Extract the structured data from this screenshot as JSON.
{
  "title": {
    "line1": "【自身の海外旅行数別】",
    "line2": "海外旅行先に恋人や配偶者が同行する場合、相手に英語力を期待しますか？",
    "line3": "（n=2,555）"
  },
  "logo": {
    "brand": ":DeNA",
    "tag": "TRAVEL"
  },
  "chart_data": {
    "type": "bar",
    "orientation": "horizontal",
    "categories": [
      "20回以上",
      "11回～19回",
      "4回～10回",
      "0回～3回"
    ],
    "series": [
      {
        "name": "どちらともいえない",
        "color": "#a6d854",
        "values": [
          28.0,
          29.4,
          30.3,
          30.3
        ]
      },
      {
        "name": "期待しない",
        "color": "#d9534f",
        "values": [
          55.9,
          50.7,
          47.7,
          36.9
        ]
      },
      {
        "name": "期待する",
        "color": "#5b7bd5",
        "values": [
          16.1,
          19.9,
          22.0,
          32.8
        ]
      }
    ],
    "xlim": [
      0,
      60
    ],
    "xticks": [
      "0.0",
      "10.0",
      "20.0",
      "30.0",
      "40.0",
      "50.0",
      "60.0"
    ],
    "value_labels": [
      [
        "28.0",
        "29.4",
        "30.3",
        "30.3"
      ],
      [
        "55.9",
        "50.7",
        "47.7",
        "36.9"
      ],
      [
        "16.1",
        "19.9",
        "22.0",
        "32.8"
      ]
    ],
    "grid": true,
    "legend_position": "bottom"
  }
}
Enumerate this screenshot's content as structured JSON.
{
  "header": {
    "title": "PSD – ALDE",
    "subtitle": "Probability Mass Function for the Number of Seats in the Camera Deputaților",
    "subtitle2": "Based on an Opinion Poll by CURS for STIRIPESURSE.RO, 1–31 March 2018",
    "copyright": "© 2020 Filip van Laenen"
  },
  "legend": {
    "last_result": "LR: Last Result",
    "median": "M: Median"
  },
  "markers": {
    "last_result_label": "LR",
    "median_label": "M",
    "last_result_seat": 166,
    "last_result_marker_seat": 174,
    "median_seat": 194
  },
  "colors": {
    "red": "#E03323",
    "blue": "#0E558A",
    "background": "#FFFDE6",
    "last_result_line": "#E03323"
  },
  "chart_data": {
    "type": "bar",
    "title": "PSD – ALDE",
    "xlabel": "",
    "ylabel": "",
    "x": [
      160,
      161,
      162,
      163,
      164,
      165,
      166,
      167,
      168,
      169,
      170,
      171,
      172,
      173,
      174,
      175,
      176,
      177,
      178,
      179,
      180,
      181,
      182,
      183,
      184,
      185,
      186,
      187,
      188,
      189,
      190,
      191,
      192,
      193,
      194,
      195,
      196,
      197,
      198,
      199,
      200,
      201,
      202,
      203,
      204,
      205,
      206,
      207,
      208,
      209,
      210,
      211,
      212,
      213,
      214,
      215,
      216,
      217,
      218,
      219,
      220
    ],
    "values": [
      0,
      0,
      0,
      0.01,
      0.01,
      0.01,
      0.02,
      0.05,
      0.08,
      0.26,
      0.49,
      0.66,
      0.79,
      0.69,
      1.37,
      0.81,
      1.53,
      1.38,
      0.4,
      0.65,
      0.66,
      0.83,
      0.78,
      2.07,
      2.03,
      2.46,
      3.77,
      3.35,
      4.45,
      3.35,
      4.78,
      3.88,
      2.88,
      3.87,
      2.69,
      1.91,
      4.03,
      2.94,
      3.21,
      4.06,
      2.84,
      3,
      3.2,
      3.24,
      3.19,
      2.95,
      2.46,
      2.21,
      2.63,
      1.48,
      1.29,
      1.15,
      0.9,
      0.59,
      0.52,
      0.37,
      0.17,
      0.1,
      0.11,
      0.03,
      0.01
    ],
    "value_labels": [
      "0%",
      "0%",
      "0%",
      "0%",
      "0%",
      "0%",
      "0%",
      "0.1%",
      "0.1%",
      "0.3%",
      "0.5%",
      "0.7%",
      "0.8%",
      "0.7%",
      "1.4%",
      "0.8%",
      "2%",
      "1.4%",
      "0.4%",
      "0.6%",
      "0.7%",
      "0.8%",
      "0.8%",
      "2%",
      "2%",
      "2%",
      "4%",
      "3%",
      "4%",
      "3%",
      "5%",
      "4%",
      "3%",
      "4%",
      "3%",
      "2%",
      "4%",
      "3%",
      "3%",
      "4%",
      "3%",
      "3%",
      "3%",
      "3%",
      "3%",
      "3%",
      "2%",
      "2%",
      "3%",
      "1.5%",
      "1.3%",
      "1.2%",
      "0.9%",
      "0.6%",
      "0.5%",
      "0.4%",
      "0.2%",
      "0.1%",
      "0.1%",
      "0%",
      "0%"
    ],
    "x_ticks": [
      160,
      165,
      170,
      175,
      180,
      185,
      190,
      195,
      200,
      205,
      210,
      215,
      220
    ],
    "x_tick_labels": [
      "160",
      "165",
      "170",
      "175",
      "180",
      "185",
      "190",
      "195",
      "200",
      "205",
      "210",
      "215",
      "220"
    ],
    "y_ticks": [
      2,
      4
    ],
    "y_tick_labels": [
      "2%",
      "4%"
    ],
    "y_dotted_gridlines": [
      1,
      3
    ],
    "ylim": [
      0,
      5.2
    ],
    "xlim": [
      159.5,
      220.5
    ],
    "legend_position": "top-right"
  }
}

What you will do: Look through the data above. Each line containing the word "JSON" needs to be copied.

Written solution:
Extract the structured data from this screenshot as JSON.
Enumerate this screenshot's content as structured JSON.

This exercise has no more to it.